What you will do: Make an exact copy of the records, with the pictures left out.

Data shown:

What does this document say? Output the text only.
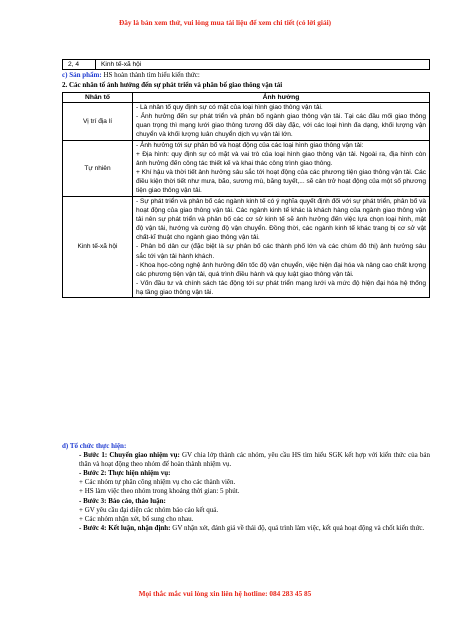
Đây là bản xem thử, vui lòng mua tài liệu để xem chi tiết (có lời giải)
2, 4	Kinh tế-xã hội
c) Sản phẩm: HS hoàn thành tìm hiểu kiến thức:
2. Các nhân tố ảnh hưởng đến sự phát triển và phân bố giao thông vận tải
Nhân tố	Ảnh hưởng
Vị trí địa lí	- Là nhân tố quy định sự có mặt của loại hình giao thông vận tải.

- Ảnh hưởng đến sự phát triển và phân bố ngành giao thông vận tải. Tại các đầu mối giao thông quan trọng thì mạng lưới giao thông tương đối dày đặc, với các loại hình đa dạng, khối lượng vận chuyển và khối lượng luân chuyển dịch vụ vận tải lớn.

Tự nhiên	- Ảnh hưởng tới sự phân bố và hoạt động của các loại hình giao thông vận tải:

+ Địa hình: quy định sự có mặt và vai trò của loại hình giao thông vận tải. Ngoài ra, địa hình còn ảnh hưởng đến công tác thiết kế và khai thác công trình giao thông.

+ Khí hậu và thời tiết ảnh hưởng sâu sắc tới hoạt động của các phương tiện giao thông vận tải. Các điều kiện thời tiết như mưa, bão, sương mù, băng tuyết,... sẽ cản trở hoạt động của một số phương tiện giao thông vận tải.

Kinh tế-xã hội	- Sự phát triển và phân bố các ngành kinh tế có ý nghĩa quyết định đối với sự phát triển, phân bố và hoạt động của giao thông vận tải. Các ngành kinh tế khác là khách hàng của ngành giao thông vận tải nên sự phát triển và phân bố các cơ sở kinh tế sẽ ảnh hưởng đến việc lựa chọn loại hình, mật độ vận tải, hướng và cường độ vận chuyển. Đồng thời, các ngành kinh tế khác trang bị cơ sở vật chất-kĩ thuật cho ngành giao thông vận tải.

- Phân bố dân cư (đặc biệt là sự phân bố các thành phố lớn và các chùm đô thị) ảnh hưởng sâu sắc tới vận tải hành khách.

- Khoa học-công nghệ ảnh hưởng đến tốc độ vận chuyển, việc hiện đại hóa và nâng cao chất lượng các phương tiện vận tải, quá trình điều hành và quy luật giao thông vận tải.

- Vốn đầu tư và chính sách tác động tới sự phát triển mạng lưới và mức độ hiện đại hóa hệ thống hạ tầng giao thông vận tải.

d) Tổ chức thực hiện:

- Bước 1: Chuyển giao nhiệm vụ: GV chia lớp thành các nhóm, yêu cầu HS tìm hiểu SGK kết hợp với kiến thức của bản thân và hoạt động theo nhóm để hoàn thành nhiệm vụ.

- Bước 2: Thực hiện nhiệm vụ:

+ Các nhóm tự phân công nhiệm vụ cho các thành viên.

+ HS làm việc theo nhóm trong khoảng thời gian: 5 phút.

- Bước 3: Báo cáo, thảo luận:

+ GV yêu cầu đại diện các nhóm báo cáo kết quả.

+ Các nhóm nhận xét, bổ sung cho nhau.

- Bước 4: Kết luận, nhận định: GV nhận xét, đánh giá về thái độ, quá trình làm việc, kết quả hoạt động và chốt kiến thức.

Mọi thắc mắc vui lòng xin liên hệ hotline: 084 283 45 85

Task response:
What does this document say? Output the text only.
Đây là bản xem thử, vui lòng mua tài liệu để xem chi tiết (có lời giải)
2, 4	Kinh tế-xã hội
c) Sản phẩm: HS hoàn thành tìm hiểu kiến thức:
2. Các nhân tố ảnh hưởng đến sự phát triển và phân bố giao thông vận tải
Nhân tố	Ảnh hưởng
Vị trí địa lí	- Là nhân tố quy định sự có mặt của loại hình giao thông vận tải.

- Ảnh hưởng đến sự phát triển và phân bố ngành giao thông vận tải. Tại các đầu mối giao thông quan trọng thì mạng lưới giao thông tương đối dày đặc, với các loại hình đa dạng, khối lượng vận chuyển và khối lượng luân chuyển dịch vụ vận tải lớn.

Tự nhiên	- Ảnh hưởng tới sự phân bố và hoạt động của các loại hình giao thông vận tải:

+ Địa hình: quy định sự có mặt và vai trò của loại hình giao thông vận tải. Ngoài ra, địa hình còn ảnh hưởng đến công tác thiết kế và khai thác công trình giao thông.

+ Khí hậu và thời tiết ảnh hưởng sâu sắc tới hoạt động của các phương tiện giao thông vận tải. Các điều kiện thời tiết như mưa, bão, sương mù, băng tuyết,... sẽ cản trở hoạt động của một số phương tiện giao thông vận tải.

Kinh tế-xã hội	- Sự phát triển và phân bố các ngành kinh tế có ý nghĩa quyết định đối với sự phát triển, phân bố và hoạt động của giao thông vận tải. Các ngành kinh tế khác là khách hàng của ngành giao thông vận tải nên sự phát triển và phân bố các cơ sở kinh tế sẽ ảnh hưởng đến việc lựa chọn loại hình, mật độ vận tải, hướng và cường độ vận chuyển. Đồng thời, các ngành kinh tế khác trang bị cơ sở vật chất-kĩ thuật cho ngành giao thông vận tải.

- Phân bố dân cư (đặc biệt là sự phân bố các thành phố lớn và các chùm đô thị) ảnh hưởng sâu sắc tới vận tải hành khách.

- Khoa học-công nghệ ảnh hưởng đến tốc độ vận chuyển, việc hiện đại hóa và nâng cao chất lượng các phương tiện vận tải, quá trình điều hành và quy luật giao thông vận tải.

- Vốn đầu tư và chính sách tác động tới sự phát triển mạng lưới và mức độ hiện đại hóa hệ thống hạ tầng giao thông vận tải.

d) Tổ chức thực hiện:

- Bước 1: Chuyển giao nhiệm vụ: GV chia lớp thành các nhóm, yêu cầu HS tìm hiểu SGK kết hợp với kiến thức của bản thân và hoạt động theo nhóm để hoàn thành nhiệm vụ.

- Bước 2: Thực hiện nhiệm vụ:

+ Các nhóm tự phân công nhiệm vụ cho các thành viên.

+ HS làm việc theo nhóm trong khoảng thời gian: 5 phút.

- Bước 3: Báo cáo, thảo luận:

+ GV yêu cầu đại diện các nhóm báo cáo kết quả.

+ Các nhóm nhận xét, bổ sung cho nhau.

- Bước 4: Kết luận, nhận định: GV nhận xét, đánh giá về thái độ, quá trình làm việc, kết quả hoạt động và chốt kiến thức.

Mọi thắc mắc vui lòng xin liên hệ hotline: 084 283 45 85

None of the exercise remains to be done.